Excerpt from a dataset:

-*-*-

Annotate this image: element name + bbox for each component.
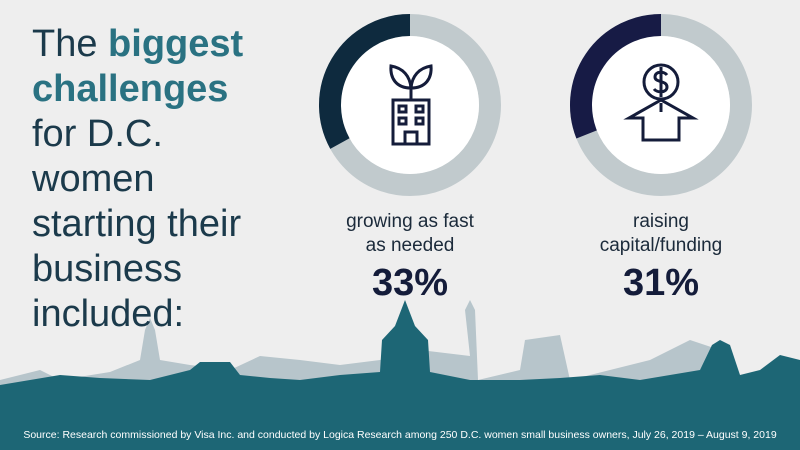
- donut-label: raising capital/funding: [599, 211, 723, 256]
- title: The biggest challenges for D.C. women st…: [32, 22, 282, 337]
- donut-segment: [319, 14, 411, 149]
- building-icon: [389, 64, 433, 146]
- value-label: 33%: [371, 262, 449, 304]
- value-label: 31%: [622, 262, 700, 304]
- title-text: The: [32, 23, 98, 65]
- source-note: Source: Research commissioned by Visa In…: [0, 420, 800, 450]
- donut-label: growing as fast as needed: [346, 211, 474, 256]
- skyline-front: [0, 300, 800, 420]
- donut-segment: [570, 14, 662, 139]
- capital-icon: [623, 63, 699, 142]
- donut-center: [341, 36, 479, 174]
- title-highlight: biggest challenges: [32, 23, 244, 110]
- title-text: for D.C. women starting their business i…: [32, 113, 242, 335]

-*-*-

[SHORT PROBLEM]: Express every line of the entries above as a Markdown table with the columns Row and Line, where Row gives the row number and Line gives the text of that line. Skip blank lines and leave the pictures out.

[TASK RESPONSE]:
| Row | Line |
|---|---|
| 1 | Annotate this image: element name + bbox for each component. |
| 2 | - donut-label: raising capital/funding: [599, 211, 723, 256] |
| 3 | - title: The biggest challenges for D.C. women st…: [32, 22, 282, 337] |
| 4 | - donut-segment: [319, 14, 411, 149] |
| 5 | - building-icon: [389, 64, 433, 146] |
| 6 | - value-label: 33%: [371, 262, 449, 304] |
| 7 | - value-label: 31%: [622, 262, 700, 304] |
| 8 | - title-text: The: [32, 23, 98, 65] |
| 9 | - source-note: Source: Research commissioned by Visa In…: [0, 420, 800, 450] |
| 10 | - donut-label: growing as fast as needed: [346, 211, 474, 256] |
| 11 | - skyline-front: [0, 300, 800, 420] |
| 12 | - donut-segment: [570, 14, 662, 139] |
| 13 | - capital-icon: [623, 63, 699, 142] |
| 14 | - donut-center: [341, 36, 479, 174] |
| 15 | - title-highlight: biggest challenges: [32, 23, 244, 110] |
| 16 | - title-text: for D.C. women starting their business i…: [32, 113, 242, 335] |